Dataset extract
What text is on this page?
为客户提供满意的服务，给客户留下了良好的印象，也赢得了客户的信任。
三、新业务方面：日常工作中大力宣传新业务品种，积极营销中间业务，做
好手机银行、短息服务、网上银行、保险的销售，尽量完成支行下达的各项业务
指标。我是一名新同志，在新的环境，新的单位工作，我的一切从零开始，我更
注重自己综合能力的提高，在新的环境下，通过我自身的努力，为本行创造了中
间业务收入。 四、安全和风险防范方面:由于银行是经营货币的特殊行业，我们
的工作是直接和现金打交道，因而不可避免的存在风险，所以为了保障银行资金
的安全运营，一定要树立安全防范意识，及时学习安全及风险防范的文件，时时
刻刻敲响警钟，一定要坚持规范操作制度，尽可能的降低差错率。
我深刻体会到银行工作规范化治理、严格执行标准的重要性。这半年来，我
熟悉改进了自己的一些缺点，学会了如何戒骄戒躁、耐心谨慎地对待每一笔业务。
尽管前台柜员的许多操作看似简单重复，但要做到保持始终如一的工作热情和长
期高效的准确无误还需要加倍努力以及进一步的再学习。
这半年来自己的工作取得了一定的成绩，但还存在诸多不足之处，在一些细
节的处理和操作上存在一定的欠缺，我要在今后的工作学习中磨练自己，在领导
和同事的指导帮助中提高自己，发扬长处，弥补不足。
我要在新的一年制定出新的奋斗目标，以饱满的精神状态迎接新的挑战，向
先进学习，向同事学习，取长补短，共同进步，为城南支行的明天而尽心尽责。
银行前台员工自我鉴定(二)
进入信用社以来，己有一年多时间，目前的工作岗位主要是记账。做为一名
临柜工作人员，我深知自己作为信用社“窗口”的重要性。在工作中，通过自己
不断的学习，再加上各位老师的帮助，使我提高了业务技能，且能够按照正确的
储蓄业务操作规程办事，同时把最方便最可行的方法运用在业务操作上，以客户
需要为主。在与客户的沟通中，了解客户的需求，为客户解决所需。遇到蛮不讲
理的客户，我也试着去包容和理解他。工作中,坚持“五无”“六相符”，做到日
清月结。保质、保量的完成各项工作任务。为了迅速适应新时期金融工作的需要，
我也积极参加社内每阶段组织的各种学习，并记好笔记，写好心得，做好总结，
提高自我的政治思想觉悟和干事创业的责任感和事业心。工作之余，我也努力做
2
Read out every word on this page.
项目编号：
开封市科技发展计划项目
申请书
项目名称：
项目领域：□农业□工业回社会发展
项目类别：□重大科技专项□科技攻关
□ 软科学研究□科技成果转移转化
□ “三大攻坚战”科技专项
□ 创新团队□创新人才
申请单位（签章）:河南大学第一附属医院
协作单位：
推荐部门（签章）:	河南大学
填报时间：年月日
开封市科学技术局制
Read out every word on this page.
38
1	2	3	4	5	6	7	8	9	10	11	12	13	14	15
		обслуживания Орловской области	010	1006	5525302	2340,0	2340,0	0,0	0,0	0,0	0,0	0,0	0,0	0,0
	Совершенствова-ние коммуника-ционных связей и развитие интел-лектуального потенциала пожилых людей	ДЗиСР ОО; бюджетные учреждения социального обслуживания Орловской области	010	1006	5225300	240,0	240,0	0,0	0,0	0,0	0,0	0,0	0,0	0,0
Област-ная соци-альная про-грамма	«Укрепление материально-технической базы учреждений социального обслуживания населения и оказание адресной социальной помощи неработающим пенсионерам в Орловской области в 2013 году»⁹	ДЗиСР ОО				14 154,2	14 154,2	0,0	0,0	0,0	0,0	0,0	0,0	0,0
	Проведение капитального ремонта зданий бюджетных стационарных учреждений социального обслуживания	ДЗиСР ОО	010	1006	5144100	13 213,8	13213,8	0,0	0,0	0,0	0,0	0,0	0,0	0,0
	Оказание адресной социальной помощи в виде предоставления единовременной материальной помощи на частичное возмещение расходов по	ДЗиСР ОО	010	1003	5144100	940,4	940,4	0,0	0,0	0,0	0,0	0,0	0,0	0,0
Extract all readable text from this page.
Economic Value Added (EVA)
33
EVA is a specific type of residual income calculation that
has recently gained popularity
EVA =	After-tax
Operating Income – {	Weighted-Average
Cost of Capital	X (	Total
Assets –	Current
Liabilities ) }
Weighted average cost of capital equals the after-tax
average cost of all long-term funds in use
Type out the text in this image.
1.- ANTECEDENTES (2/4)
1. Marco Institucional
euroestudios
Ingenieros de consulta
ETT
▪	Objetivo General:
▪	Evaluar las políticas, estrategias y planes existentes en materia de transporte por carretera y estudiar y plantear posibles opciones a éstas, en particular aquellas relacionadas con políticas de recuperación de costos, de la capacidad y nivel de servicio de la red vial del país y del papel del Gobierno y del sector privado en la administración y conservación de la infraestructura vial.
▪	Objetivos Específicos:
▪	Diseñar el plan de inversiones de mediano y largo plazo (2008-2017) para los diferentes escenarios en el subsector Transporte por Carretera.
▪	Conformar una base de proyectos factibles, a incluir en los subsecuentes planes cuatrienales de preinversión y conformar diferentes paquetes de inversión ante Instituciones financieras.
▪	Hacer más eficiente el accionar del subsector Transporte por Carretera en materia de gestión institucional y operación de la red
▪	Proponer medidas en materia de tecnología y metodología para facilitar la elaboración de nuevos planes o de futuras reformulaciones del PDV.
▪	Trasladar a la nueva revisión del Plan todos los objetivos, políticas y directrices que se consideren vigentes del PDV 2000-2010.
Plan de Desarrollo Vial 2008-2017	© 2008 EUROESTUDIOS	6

Description of the task
Repeat all the entries word for word.

Solution below
What text is on this page?
为客户提供满意的服务，给客户留下了良好的印象，也赢得了客户的信任。
三、新业务方面：日常工作中大力宣传新业务品种，积极营销中间业务，做
好手机银行、短息服务、网上银行、保险的销售，尽量完成支行下达的各项业务
指标。我是一名新同志，在新的环境，新的单位工作，我的一切从零开始，我更
注重自己综合能力的提高，在新的环境下，通过我自身的努力，为本行创造了中
间业务收入。 四、安全和风险防范方面:由于银行是经营货币的特殊行业，我们
的工作是直接和现金打交道，因而不可避免的存在风险，所以为了保障银行资金
的安全运营，一定要树立安全防范意识，及时学习安全及风险防范的文件，时时
刻刻敲响警钟，一定要坚持规范操作制度，尽可能的降低差错率。
我深刻体会到银行工作规范化治理、严格执行标准的重要性。这半年来，我
熟悉改进了自己的一些缺点，学会了如何戒骄戒躁、耐心谨慎地对待每一笔业务。
尽管前台柜员的许多操作看似简单重复，但要做到保持始终如一的工作热情和长
期高效的准确无误还需要加倍努力以及进一步的再学习。
这半年来自己的工作取得了一定的成绩，但还存在诸多不足之处，在一些细
节的处理和操作上存在一定的欠缺，我要在今后的工作学习中磨练自己，在领导
和同事的指导帮助中提高自己，发扬长处，弥补不足。
我要在新的一年制定出新的奋斗目标，以饱满的精神状态迎接新的挑战，向
先进学习，向同事学习，取长补短，共同进步，为城南支行的明天而尽心尽责。
银行前台员工自我鉴定(二)
进入信用社以来，己有一年多时间，目前的工作岗位主要是记账。做为一名
临柜工作人员，我深知自己作为信用社“窗口”的重要性。在工作中，通过自己
不断的学习，再加上各位老师的帮助，使我提高了业务技能，且能够按照正确的
储蓄业务操作规程办事，同时把最方便最可行的方法运用在业务操作上，以客户
需要为主。在与客户的沟通中，了解客户的需求，为客户解决所需。遇到蛮不讲
理的客户，我也试着去包容和理解他。工作中,坚持“五无”“六相符”，做到日
清月结。保质、保量的完成各项工作任务。为了迅速适应新时期金融工作的需要，
我也积极参加社内每阶段组织的各种学习，并记好笔记，写好心得，做好总结，
提高自我的政治思想觉悟和干事创业的责任感和事业心。工作之余，我也努力做
2
Read out every word on this page.
项目编号：
开封市科技发展计划项目
申请书
项目名称：
项目领域：□农业□工业回社会发展
项目类别：□重大科技专项□科技攻关
□ 软科学研究□科技成果转移转化
□ “三大攻坚战”科技专项
□ 创新团队□创新人才
申请单位（签章）:河南大学第一附属医院
协作单位：
推荐部门（签章）:	河南大学
填报时间：年月日
开封市科学技术局制
Read out every word on this page.
38
1	2	3	4	5	6	7	8	9	10	11	12	13	14	15
		обслуживания Орловской области	010	1006	5525302	2340,0	2340,0	0,0	0,0	0,0	0,0	0,0	0,0	0,0
	Совершенствова-ние коммуника-ционных связей и развитие интел-лектуального потенциала пожилых людей	ДЗиСР ОО; бюджетные учреждения социального обслуживания Орловской области	010	1006	5225300	240,0	240,0	0,0	0,0	0,0	0,0	0,0	0,0	0,0
Област-ная соци-альная про-грамма	«Укрепление материально-технической базы учреждений социального обслуживания населения и оказание адресной социальной помощи неработающим пенсионерам в Орловской области в 2013 году»⁹	ДЗиСР ОО				14 154,2	14 154,2	0,0	0,0	0,0	0,0	0,0	0,0	0,0
	Проведение капитального ремонта зданий бюджетных стационарных учреждений социального обслуживания	ДЗиСР ОО	010	1006	5144100	13 213,8	13213,8	0,0	0,0	0,0	0,0	0,0	0,0	0,0
	Оказание адресной социальной помощи в виде предоставления единовременной материальной помощи на частичное возмещение расходов по	ДЗиСР ОО	010	1003	5144100	940,4	940,4	0,0	0,0	0,0	0,0	0,0	0,0	0,0
Extract all readable text from this page.
Economic Value Added (EVA)
33
EVA is a specific type of residual income calculation that
has recently gained popularity
EVA =	After-tax
Operating Income – {	Weighted-Average
Cost of Capital	X (	Total
Assets –	Current
Liabilities ) }
Weighted average cost of capital equals the after-tax
average cost of all long-term funds in use
Type out the text in this image.
1.- ANTECEDENTES (2/4)
1. Marco Institucional
euroestudios
Ingenieros de consulta
ETT
▪	Objetivo General:
▪	Evaluar las políticas, estrategias y planes existentes en materia de transporte por carretera y estudiar y plantear posibles opciones a éstas, en particular aquellas relacionadas con políticas de recuperación de costos, de la capacidad y nivel de servicio de la red vial del país y del papel del Gobierno y del sector privado en la administración y conservación de la infraestructura vial.
▪	Objetivos Específicos:
▪	Diseñar el plan de inversiones de mediano y largo plazo (2008-2017) para los diferentes escenarios en el subsector Transporte por Carretera.
▪	Conformar una base de proyectos factibles, a incluir en los subsecuentes planes cuatrienales de preinversión y conformar diferentes paquetes de inversión ante Instituciones financieras.
▪	Hacer más eficiente el accionar del subsector Transporte por Carretera en materia de gestión institucional y operación de la red
▪	Proponer medidas en materia de tecnología y metodología para facilitar la elaboración de nuevos planes o de futuras reformulaciones del PDV.
▪	Trasladar a la nueva revisión del Plan todos los objetivos, políticas y directrices que se consideren vigentes del PDV 2000-2010.
Plan de Desarrollo Vial 2008-2017	© 2008 EUROESTUDIOS	6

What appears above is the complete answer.